━━ DATA FOR THE TASK

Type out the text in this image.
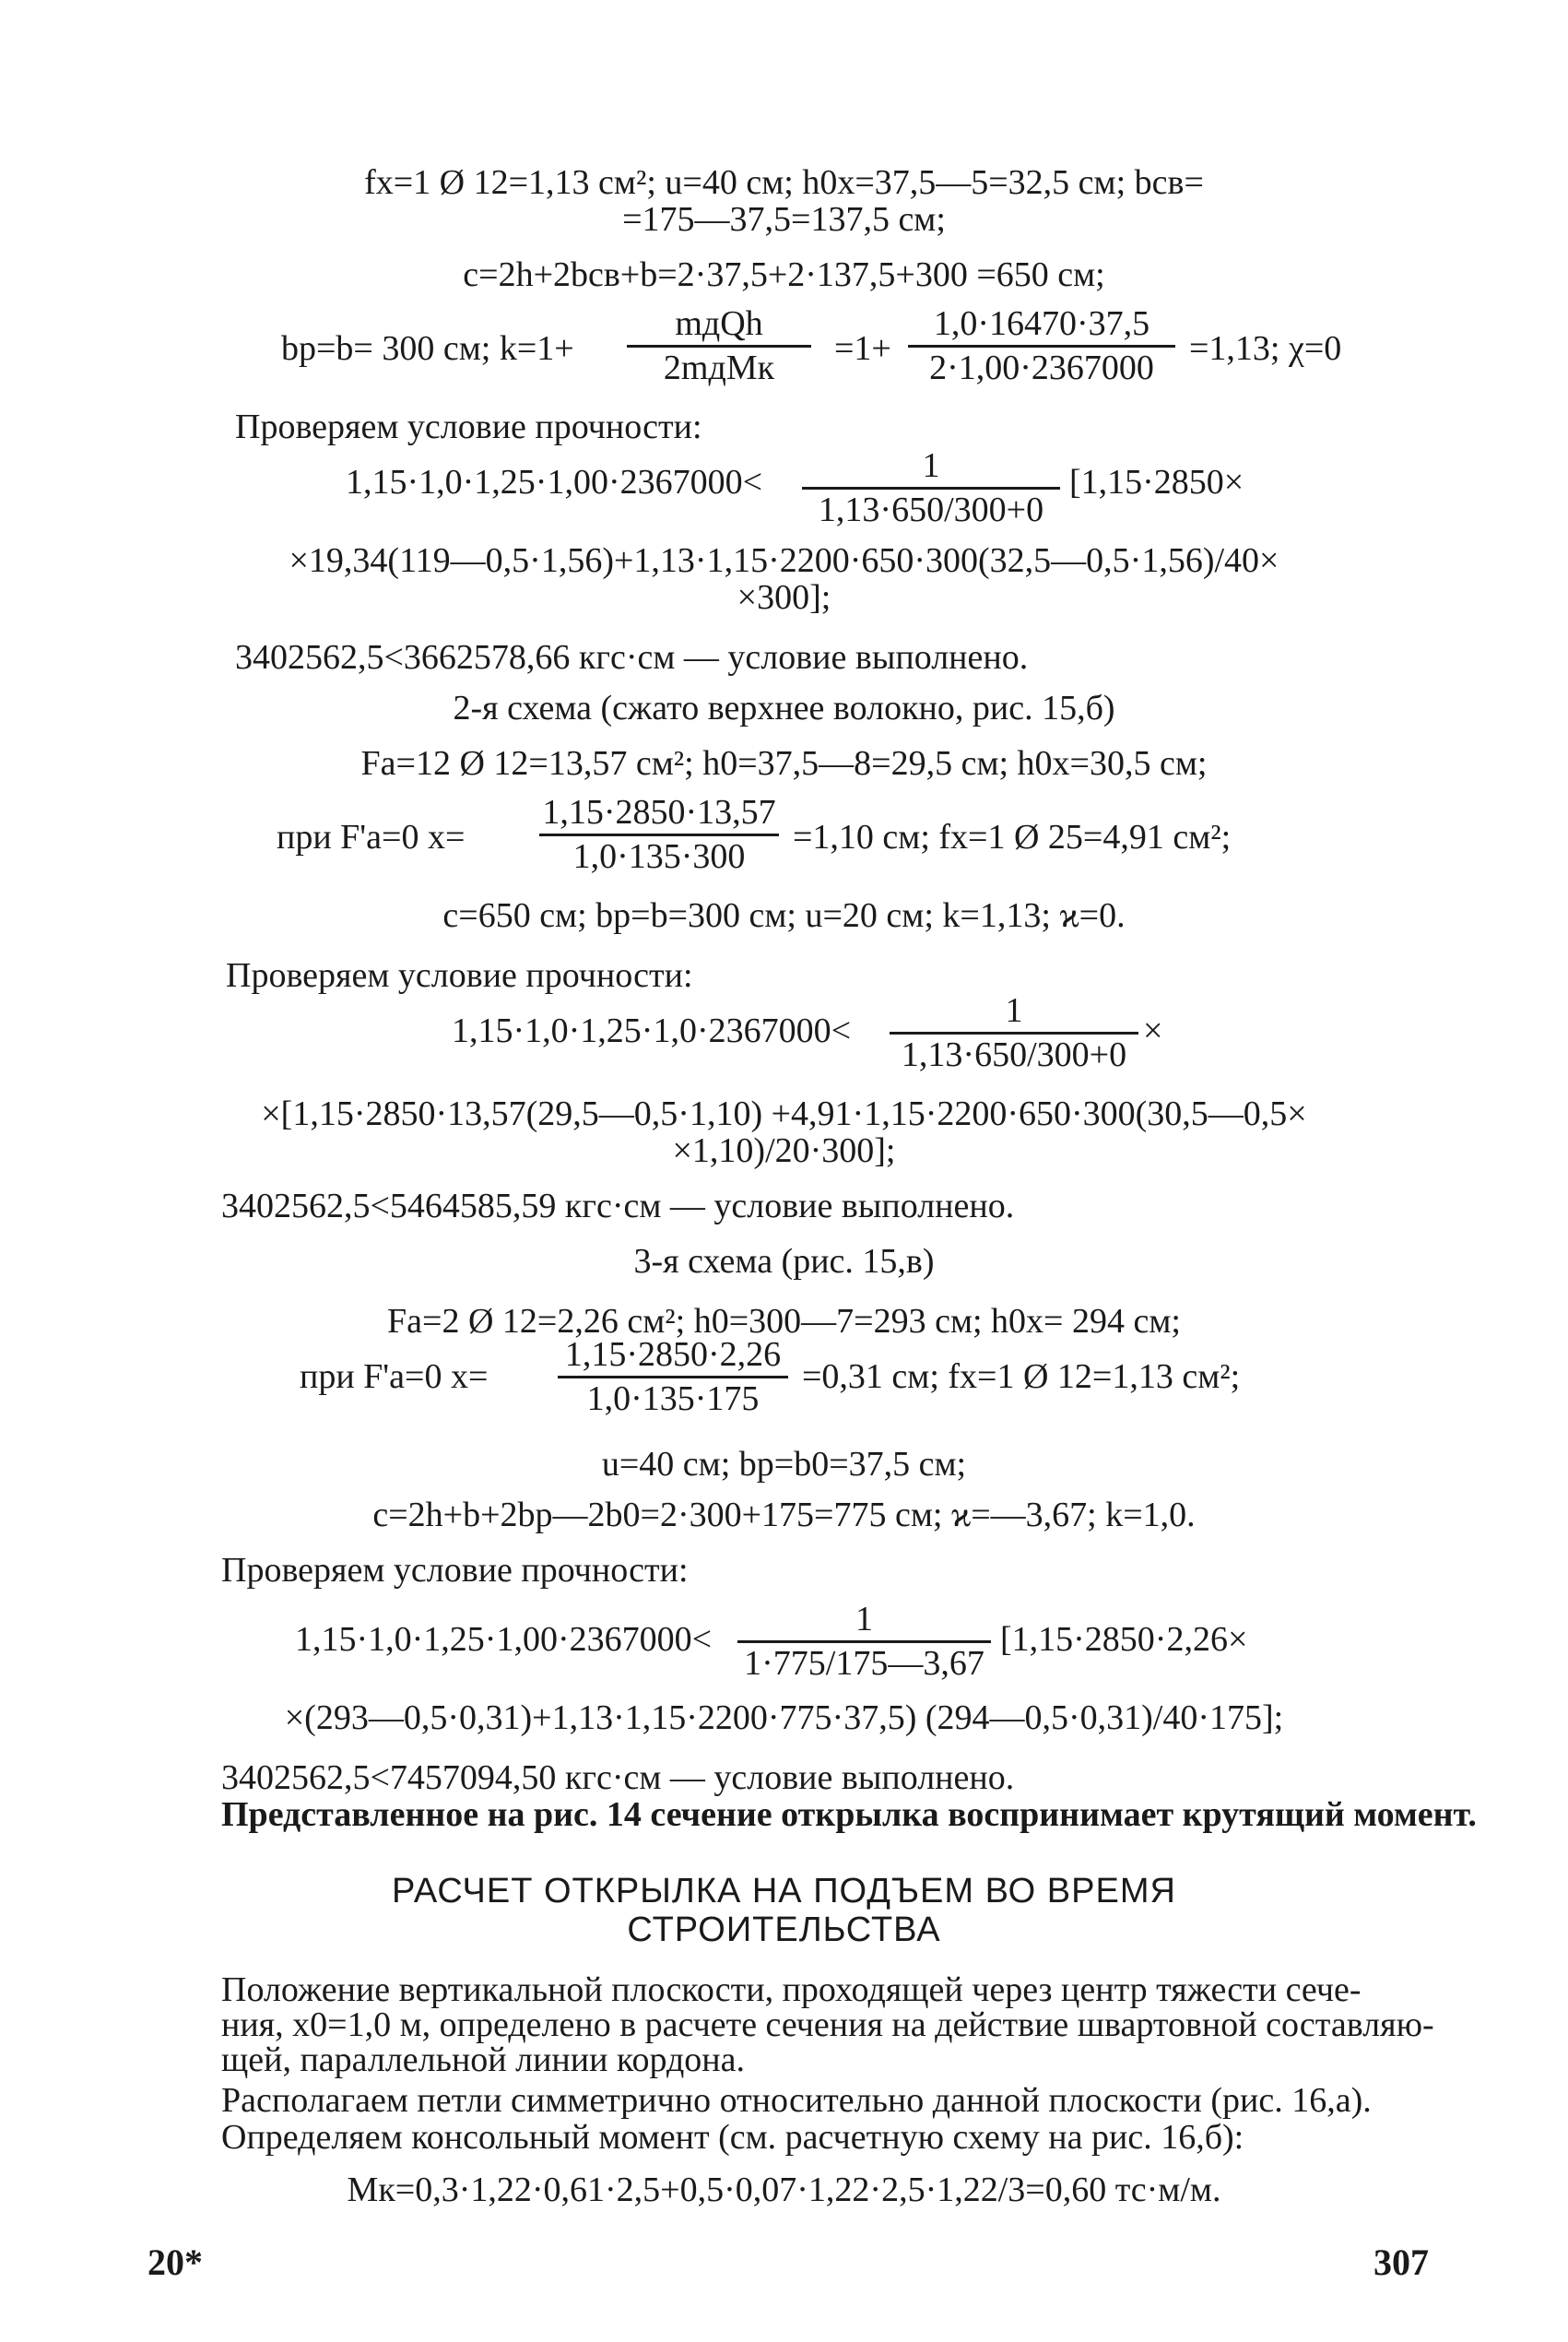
fx=1 Ø 12=1,13 см²; u=40 см; h0x=37,5—5=32,5 см; bсв=
=175—37,5=137,5 см;
c=2h+2bсв+b=2·37,5+2·137,5+300 =650 см;
bp=b= 300 см; k=1+
mдQh
2mдMк	=1+
1,0·16470·37,5
2·1,00·2367000	=1,13; χ=0
Проверяем условие прочности:
1,15·1,0·1,25·1,00·2367000<	1
1,13·650/300+0
[1,15·2850×
×19,34(119—0,5·1,56)+1,13·1,15·2200·650·300(32,5—0,5·1,56)/40×
×300];
3402562,5<3662578,66 кгс·см — условие выполнено.
2-я схема (сжато верхнее волокно, рис. 15,б)
Fa=12 Ø 12=13,57 см²; h0=37,5—8=29,5 см; h0x=30,5 см;
при F'a=0 x=
1,15·2850·13,57
1,0·135·300	=1,10 см; fx=1 Ø 25=4,91 см²;
c=650 см; bp=b=300 см; u=20 см; k=1,13; ϰ=0.
Проверяем условие прочности:
1,15·1,0·1,25·1,0·2367000<
1
1,13·650/300+0
×
×[1,15·2850·13,57(29,5—0,5·1,10) +4,91·1,15·2200·650·300(30,5—0,5×
×1,10)/20·300];
3402562,5<5464585,59 кгс·см — условие выполнено.
3-я схема (рис. 15,в)
Fa=2 Ø 12=2,26 см²; h0=300—7=293 см; h0x= 294 см;
при F'a=0 x=
1,15·2850·2,26
1,0·135·175
=0,31 см; fx=1 Ø 12=1,13 см²;
u=40 см; bp=b0=37,5 см;
c=2h+b+2bp—2b0=2·300+175=775 см; ϰ=—3,67; k=1,0.
Проверяем условие прочности:
1,15·1,0·1,25·1,00·2367000<
1
1·775/175—3,67
[1,15·2850·2,26×
×(293—0,5·0,31)+1,13·1,15·2200·775·37,5) (294—0,5·0,31)/40·175];
3402562,5<7457094,50 кгс·см — условие выполнено.
Представленное на рис. 14 сечение открылка воспринимает крутящий момент.
РАСЧЕТ ОТКРЫЛКА НА ПОДЪЕМ ВО ВРЕМЯ
СТРОИТЕЛЬСТВА
Положение вертикальной плоскости, проходящей через центр тяжести сече-
ния, x0=1,0 м, определено в расчете сечения на действие швартовной составляю-
щей, параллельной линии кордона.
Располагаем петли симметрично относительно данной плоскости (рис. 16,а).
Определяем консольный момент (см. расчетную схему на рис. 16,б):
Mк=0,3·1,22·0,61·2,5+0,5·0,07·1,22·2,5·1,22/3=0,60 тс·м/м.
20*	307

━━━━

▶ **SET PROBLEM**: Your copy should repeat each entry above exactly but contain no pictures.

▶ **SOLUTION**:
Type out the text in this image.
fx=1 Ø 12=1,13 см²; u=40 см; h0x=37,5—5=32,5 см; bсв=
=175—37,5=137,5 см;
c=2h+2bсв+b=2·37,5+2·137,5+300 =650 см;
bp=b= 300 см; k=1+
mдQh
2mдMк	=1+
1,0·16470·37,5
2·1,00·2367000	=1,13; χ=0
Проверяем условие прочности:
1,15·1,0·1,25·1,00·2367000<	1
1,13·650/300+0
[1,15·2850×
×19,34(119—0,5·1,56)+1,13·1,15·2200·650·300(32,5—0,5·1,56)/40×
×300];
3402562,5<3662578,66 кгс·см — условие выполнено.
2-я схема (сжато верхнее волокно, рис. 15,б)
Fa=12 Ø 12=13,57 см²; h0=37,5—8=29,5 см; h0x=30,5 см;
при F'a=0 x=
1,15·2850·13,57
1,0·135·300	=1,10 см; fx=1 Ø 25=4,91 см²;
c=650 см; bp=b=300 см; u=20 см; k=1,13; ϰ=0.
Проверяем условие прочности:
1,15·1,0·1,25·1,0·2367000<
1
1,13·650/300+0
×
×[1,15·2850·13,57(29,5—0,5·1,10) +4,91·1,15·2200·650·300(30,5—0,5×
×1,10)/20·300];
3402562,5<5464585,59 кгс·см — условие выполнено.
3-я схема (рис. 15,в)
Fa=2 Ø 12=2,26 см²; h0=300—7=293 см; h0x= 294 см;
при F'a=0 x=
1,15·2850·2,26
1,0·135·175
=0,31 см; fx=1 Ø 12=1,13 см²;
u=40 см; bp=b0=37,5 см;
c=2h+b+2bp—2b0=2·300+175=775 см; ϰ=—3,67; k=1,0.
Проверяем условие прочности:
1,15·1,0·1,25·1,00·2367000<
1
1·775/175—3,67
[1,15·2850·2,26×
×(293—0,5·0,31)+1,13·1,15·2200·775·37,5) (294—0,5·0,31)/40·175];
3402562,5<7457094,50 кгс·см — условие выполнено.
Представленное на рис. 14 сечение открылка воспринимает крутящий момент.
РАСЧЕТ ОТКРЫЛКА НА ПОДЪЕМ ВО ВРЕМЯ
СТРОИТЕЛЬСТВА
Положение вертикальной плоскости, проходящей через центр тяжести сече-
ния, x0=1,0 м, определено в расчете сечения на действие швартовной составляю-
щей, параллельной линии кордона.
Располагаем петли симметрично относительно данной плоскости (рис. 16,а).
Определяем консольный момент (см. расчетную схему на рис. 16,б):
Mк=0,3·1,22·0,61·2,5+0,5·0,07·1,22·2,5·1,22/3=0,60 тс·м/м.
20*	307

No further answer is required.